▶ **Task to carry out**:
Restate the whole of the material. Keep every word, and drop the pictures.

▶ **Data entries**:
:::
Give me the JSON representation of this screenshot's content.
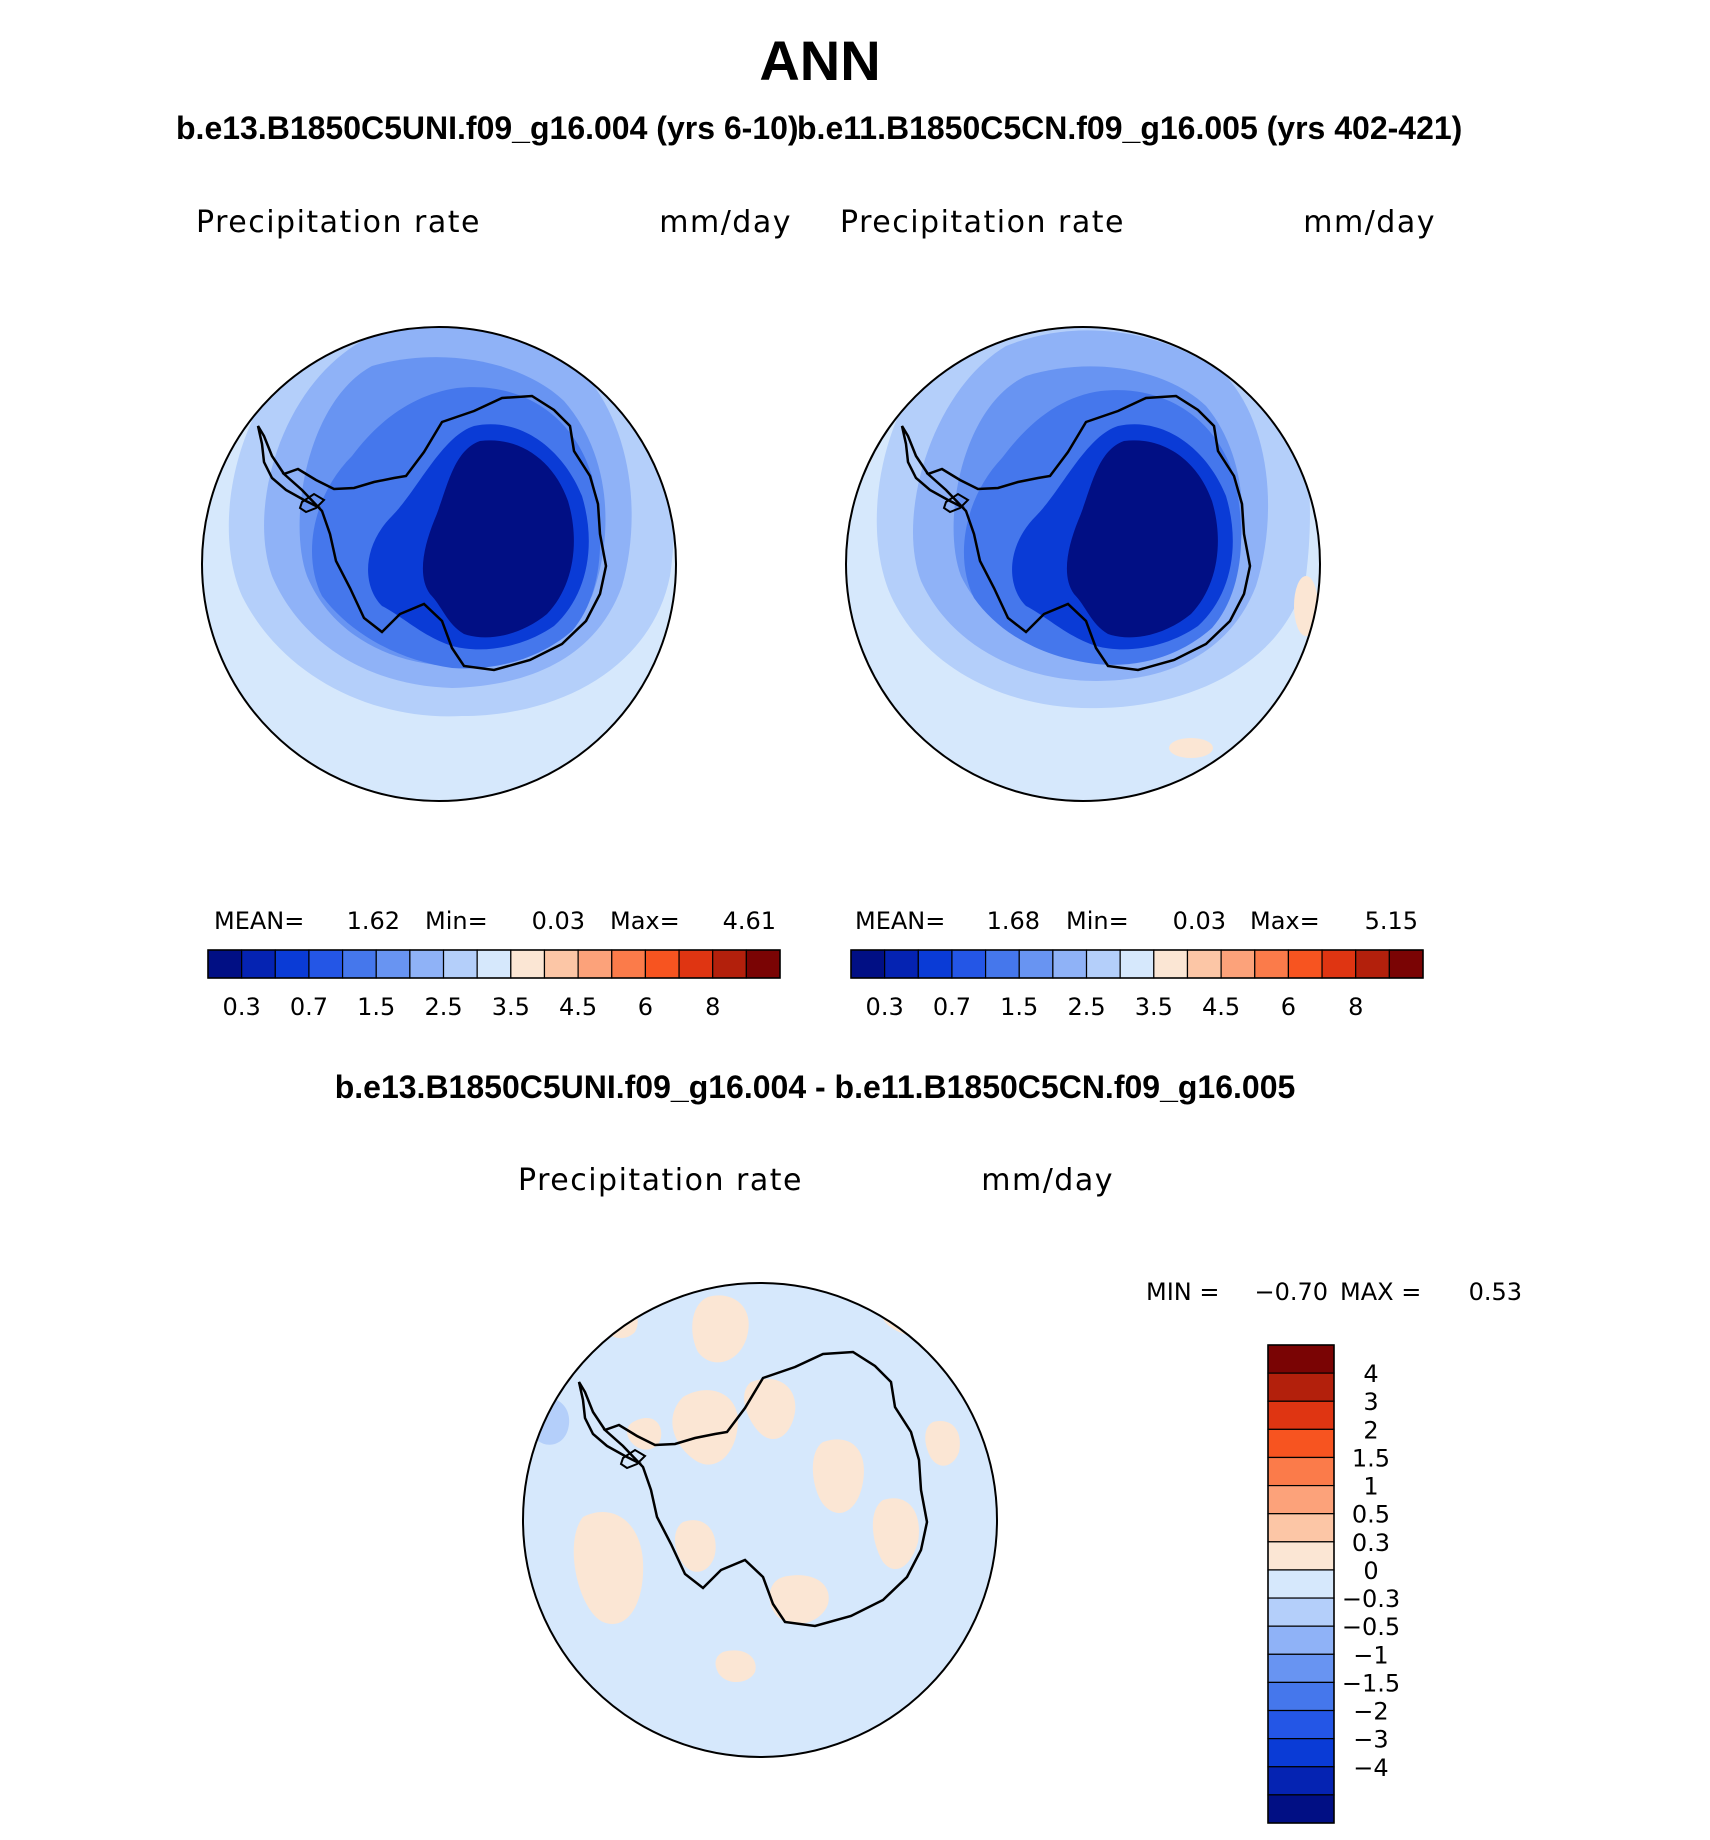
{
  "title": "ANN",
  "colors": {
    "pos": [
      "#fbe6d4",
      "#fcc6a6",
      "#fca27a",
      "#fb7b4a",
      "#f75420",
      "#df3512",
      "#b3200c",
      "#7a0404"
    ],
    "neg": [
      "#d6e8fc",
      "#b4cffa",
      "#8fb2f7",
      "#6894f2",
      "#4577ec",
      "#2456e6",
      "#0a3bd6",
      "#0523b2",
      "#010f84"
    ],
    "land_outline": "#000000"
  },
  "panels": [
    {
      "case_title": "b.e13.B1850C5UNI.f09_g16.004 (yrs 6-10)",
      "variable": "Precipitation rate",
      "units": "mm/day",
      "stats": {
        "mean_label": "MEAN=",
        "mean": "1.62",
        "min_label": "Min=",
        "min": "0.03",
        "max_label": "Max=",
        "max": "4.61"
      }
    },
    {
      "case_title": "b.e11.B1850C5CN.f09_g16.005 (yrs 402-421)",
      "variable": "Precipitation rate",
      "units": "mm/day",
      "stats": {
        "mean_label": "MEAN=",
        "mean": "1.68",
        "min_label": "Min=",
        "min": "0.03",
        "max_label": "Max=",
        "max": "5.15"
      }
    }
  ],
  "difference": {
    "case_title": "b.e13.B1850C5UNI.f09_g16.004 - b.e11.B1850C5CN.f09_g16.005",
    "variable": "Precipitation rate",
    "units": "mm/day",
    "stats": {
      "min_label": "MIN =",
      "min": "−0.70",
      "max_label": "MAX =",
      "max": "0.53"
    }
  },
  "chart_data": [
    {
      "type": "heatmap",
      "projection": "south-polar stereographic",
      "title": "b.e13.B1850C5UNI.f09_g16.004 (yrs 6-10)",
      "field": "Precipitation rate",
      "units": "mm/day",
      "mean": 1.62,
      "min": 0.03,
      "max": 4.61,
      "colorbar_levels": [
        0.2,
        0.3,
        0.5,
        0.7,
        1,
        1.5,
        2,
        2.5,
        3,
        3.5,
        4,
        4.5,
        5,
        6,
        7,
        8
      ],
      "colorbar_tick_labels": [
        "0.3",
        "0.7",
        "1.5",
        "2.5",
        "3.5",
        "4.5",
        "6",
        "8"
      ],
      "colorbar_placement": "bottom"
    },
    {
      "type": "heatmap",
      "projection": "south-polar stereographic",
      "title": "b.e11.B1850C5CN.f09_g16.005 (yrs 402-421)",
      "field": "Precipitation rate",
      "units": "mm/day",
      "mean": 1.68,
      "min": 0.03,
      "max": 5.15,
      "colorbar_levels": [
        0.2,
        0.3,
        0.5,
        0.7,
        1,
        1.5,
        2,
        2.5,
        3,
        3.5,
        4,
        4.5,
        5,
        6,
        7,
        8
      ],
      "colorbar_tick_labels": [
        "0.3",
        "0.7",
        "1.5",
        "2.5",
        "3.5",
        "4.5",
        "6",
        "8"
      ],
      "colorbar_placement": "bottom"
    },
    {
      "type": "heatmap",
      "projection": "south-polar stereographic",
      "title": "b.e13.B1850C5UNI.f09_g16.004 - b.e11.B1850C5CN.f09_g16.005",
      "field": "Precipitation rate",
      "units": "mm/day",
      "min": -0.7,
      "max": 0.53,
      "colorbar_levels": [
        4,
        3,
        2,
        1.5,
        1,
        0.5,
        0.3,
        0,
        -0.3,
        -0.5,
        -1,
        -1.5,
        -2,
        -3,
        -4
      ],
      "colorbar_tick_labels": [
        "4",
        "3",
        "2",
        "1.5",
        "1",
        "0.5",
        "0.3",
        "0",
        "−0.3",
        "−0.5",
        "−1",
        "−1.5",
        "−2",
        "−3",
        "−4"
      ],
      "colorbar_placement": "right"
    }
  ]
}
:::
▶ **Problem solution**:
Give me the JSON representation of this screenshot's content.
{
  "title": "ANN",
  "colors": {
    "pos": [
      "#fbe6d4",
      "#fcc6a6",
      "#fca27a",
      "#fb7b4a",
      "#f75420",
      "#df3512",
      "#b3200c",
      "#7a0404"
    ],
    "neg": [
      "#d6e8fc",
      "#b4cffa",
      "#8fb2f7",
      "#6894f2",
      "#4577ec",
      "#2456e6",
      "#0a3bd6",
      "#0523b2",
      "#010f84"
    ],
    "land_outline": "#000000"
  },
  "panels": [
    {
      "case_title": "b.e13.B1850C5UNI.f09_g16.004 (yrs 6-10)",
      "variable": "Precipitation rate",
      "units": "mm/day",
      "stats": {
        "mean_label": "MEAN=",
        "mean": "1.62",
        "min_label": "Min=",
        "min": "0.03",
        "max_label": "Max=",
        "max": "4.61"
      }
    },
    {
      "case_title": "b.e11.B1850C5CN.f09_g16.005 (yrs 402-421)",
      "variable": "Precipitation rate",
      "units": "mm/day",
      "stats": {
        "mean_label": "MEAN=",
        "mean": "1.68",
        "min_label": "Min=",
        "min": "0.03",
        "max_label": "Max=",
        "max": "5.15"
      }
    }
  ],
  "difference": {
    "case_title": "b.e13.B1850C5UNI.f09_g16.004 - b.e11.B1850C5CN.f09_g16.005",
    "variable": "Precipitation rate",
    "units": "mm/day",
    "stats": {
      "min_label": "MIN =",
      "min": "−0.70",
      "max_label": "MAX =",
      "max": "0.53"
    }
  },
  "chart_data": [
    {
      "type": "heatmap",
      "projection": "south-polar stereographic",
      "title": "b.e13.B1850C5UNI.f09_g16.004 (yrs 6-10)",
      "field": "Precipitation rate",
      "units": "mm/day",
      "mean": 1.62,
      "min": 0.03,
      "max": 4.61,
      "colorbar_levels": [
        0.2,
        0.3,
        0.5,
        0.7,
        1,
        1.5,
        2,
        2.5,
        3,
        3.5,
        4,
        4.5,
        5,
        6,
        7,
        8
      ],
      "colorbar_tick_labels": [
        "0.3",
        "0.7",
        "1.5",
        "2.5",
        "3.5",
        "4.5",
        "6",
        "8"
      ],
      "colorbar_placement": "bottom"
    },
    {
      "type": "heatmap",
      "projection": "south-polar stereographic",
      "title": "b.e11.B1850C5CN.f09_g16.005 (yrs 402-421)",
      "field": "Precipitation rate",
      "units": "mm/day",
      "mean": 1.68,
      "min": 0.03,
      "max": 5.15,
      "colorbar_levels": [
        0.2,
        0.3,
        0.5,
        0.7,
        1,
        1.5,
        2,
        2.5,
        3,
        3.5,
        4,
        4.5,
        5,
        6,
        7,
        8
      ],
      "colorbar_tick_labels": [
        "0.3",
        "0.7",
        "1.5",
        "2.5",
        "3.5",
        "4.5",
        "6",
        "8"
      ],
      "colorbar_placement": "bottom"
    },
    {
      "type": "heatmap",
      "projection": "south-polar stereographic",
      "title": "b.e13.B1850C5UNI.f09_g16.004 - b.e11.B1850C5CN.f09_g16.005",
      "field": "Precipitation rate",
      "units": "mm/day",
      "min": -0.7,
      "max": 0.53,
      "colorbar_levels": [
        4,
        3,
        2,
        1.5,
        1,
        0.5,
        0.3,
        0,
        -0.3,
        -0.5,
        -1,
        -1.5,
        -2,
        -3,
        -4
      ],
      "colorbar_tick_labels": [
        "4",
        "3",
        "2",
        "1.5",
        "1",
        "0.5",
        "0.3",
        "0",
        "−0.3",
        "−0.5",
        "−1",
        "−1.5",
        "−2",
        "−3",
        "−4"
      ],
      "colorbar_placement": "right"
    }
  ]
}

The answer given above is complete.